[begin Dataset content]
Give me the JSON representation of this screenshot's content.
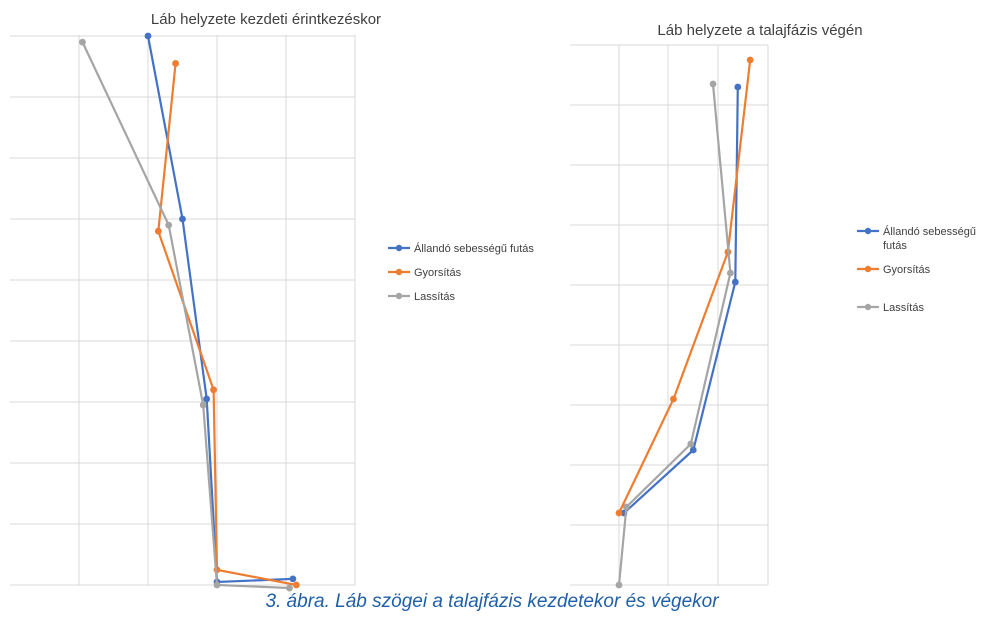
{
  "caption": "3. ábra. Láb szögei a talajfázis kezdetekor és végekor",
  "chart_data": [
    {
      "type": "scatter",
      "title": "Láb helyzete kezdeti érintkezéskor",
      "xlabel": "",
      "ylabel": "",
      "grid": true,
      "legend": "right",
      "series": [
        {
          "name": "Állandó sebességű futás",
          "color": "#4472C4",
          "points": [
            [
              2.0,
              9.0
            ],
            [
              2.5,
              6.0
            ],
            [
              2.85,
              3.05
            ],
            [
              3.0,
              0.05
            ],
            [
              4.1,
              0.1
            ]
          ]
        },
        {
          "name": "Gyorsítás",
          "color": "#ED7D31",
          "points": [
            [
              2.4,
              8.55
            ],
            [
              2.15,
              5.8
            ],
            [
              2.95,
              3.2
            ],
            [
              3.0,
              0.25
            ],
            [
              4.15,
              0.0
            ]
          ]
        },
        {
          "name": "Lassítás",
          "color": "#A5A5A5",
          "points": [
            [
              1.05,
              8.9
            ],
            [
              2.3,
              5.9
            ],
            [
              2.8,
              2.95
            ],
            [
              3.0,
              0.0
            ],
            [
              4.05,
              -0.05
            ]
          ]
        }
      ]
    },
    {
      "type": "scatter",
      "title": "Láb helyzete a talajfázis végén",
      "xlabel": "",
      "ylabel": "",
      "grid": true,
      "legend": "right",
      "series": [
        {
          "name": "Állandó sebességű futás",
          "color": "#4472C4",
          "points": [
            [
              0.1,
              1.2
            ],
            [
              1.5,
              2.25
            ],
            [
              2.35,
              5.05
            ],
            [
              2.4,
              8.3
            ]
          ]
        },
        {
          "name": "Gyorsítás",
          "color": "#ED7D31",
          "points": [
            [
              0.0,
              1.2
            ],
            [
              1.1,
              3.1
            ],
            [
              2.2,
              5.55
            ],
            [
              2.65,
              8.75
            ]
          ]
        },
        {
          "name": "Lassítás",
          "color": "#A5A5A5",
          "points": [
            [
              0.0,
              0.0
            ],
            [
              0.15,
              1.3
            ],
            [
              1.45,
              2.35
            ],
            [
              2.25,
              5.2
            ],
            [
              1.9,
              8.35
            ]
          ]
        }
      ]
    }
  ]
}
[end Dataset content]
**Your objective**
Transcribe the material exactly, leaving every picture out.

**Result of this task**
Give me the JSON representation of this screenshot's content.
{
  "caption": "3. ábra. Láb szögei a talajfázis kezdetekor és végekor",
  "chart_data": [
    {
      "type": "scatter",
      "title": "Láb helyzete kezdeti érintkezéskor",
      "xlabel": "",
      "ylabel": "",
      "grid": true,
      "legend": "right",
      "series": [
        {
          "name": "Állandó sebességű futás",
          "color": "#4472C4",
          "points": [
            [
              2.0,
              9.0
            ],
            [
              2.5,
              6.0
            ],
            [
              2.85,
              3.05
            ],
            [
              3.0,
              0.05
            ],
            [
              4.1,
              0.1
            ]
          ]
        },
        {
          "name": "Gyorsítás",
          "color": "#ED7D31",
          "points": [
            [
              2.4,
              8.55
            ],
            [
              2.15,
              5.8
            ],
            [
              2.95,
              3.2
            ],
            [
              3.0,
              0.25
            ],
            [
              4.15,
              0.0
            ]
          ]
        },
        {
          "name": "Lassítás",
          "color": "#A5A5A5",
          "points": [
            [
              1.05,
              8.9
            ],
            [
              2.3,
              5.9
            ],
            [
              2.8,
              2.95
            ],
            [
              3.0,
              0.0
            ],
            [
              4.05,
              -0.05
            ]
          ]
        }
      ]
    },
    {
      "type": "scatter",
      "title": "Láb helyzete a talajfázis végén",
      "xlabel": "",
      "ylabel": "",
      "grid": true,
      "legend": "right",
      "series": [
        {
          "name": "Állandó sebességű futás",
          "color": "#4472C4",
          "points": [
            [
              0.1,
              1.2
            ],
            [
              1.5,
              2.25
            ],
            [
              2.35,
              5.05
            ],
            [
              2.4,
              8.3
            ]
          ]
        },
        {
          "name": "Gyorsítás",
          "color": "#ED7D31",
          "points": [
            [
              0.0,
              1.2
            ],
            [
              1.1,
              3.1
            ],
            [
              2.2,
              5.55
            ],
            [
              2.65,
              8.75
            ]
          ]
        },
        {
          "name": "Lassítás",
          "color": "#A5A5A5",
          "points": [
            [
              0.0,
              0.0
            ],
            [
              0.15,
              1.3
            ],
            [
              1.45,
              2.35
            ],
            [
              2.25,
              5.2
            ],
            [
              1.9,
              8.35
            ]
          ]
        }
      ]
    }
  ]
}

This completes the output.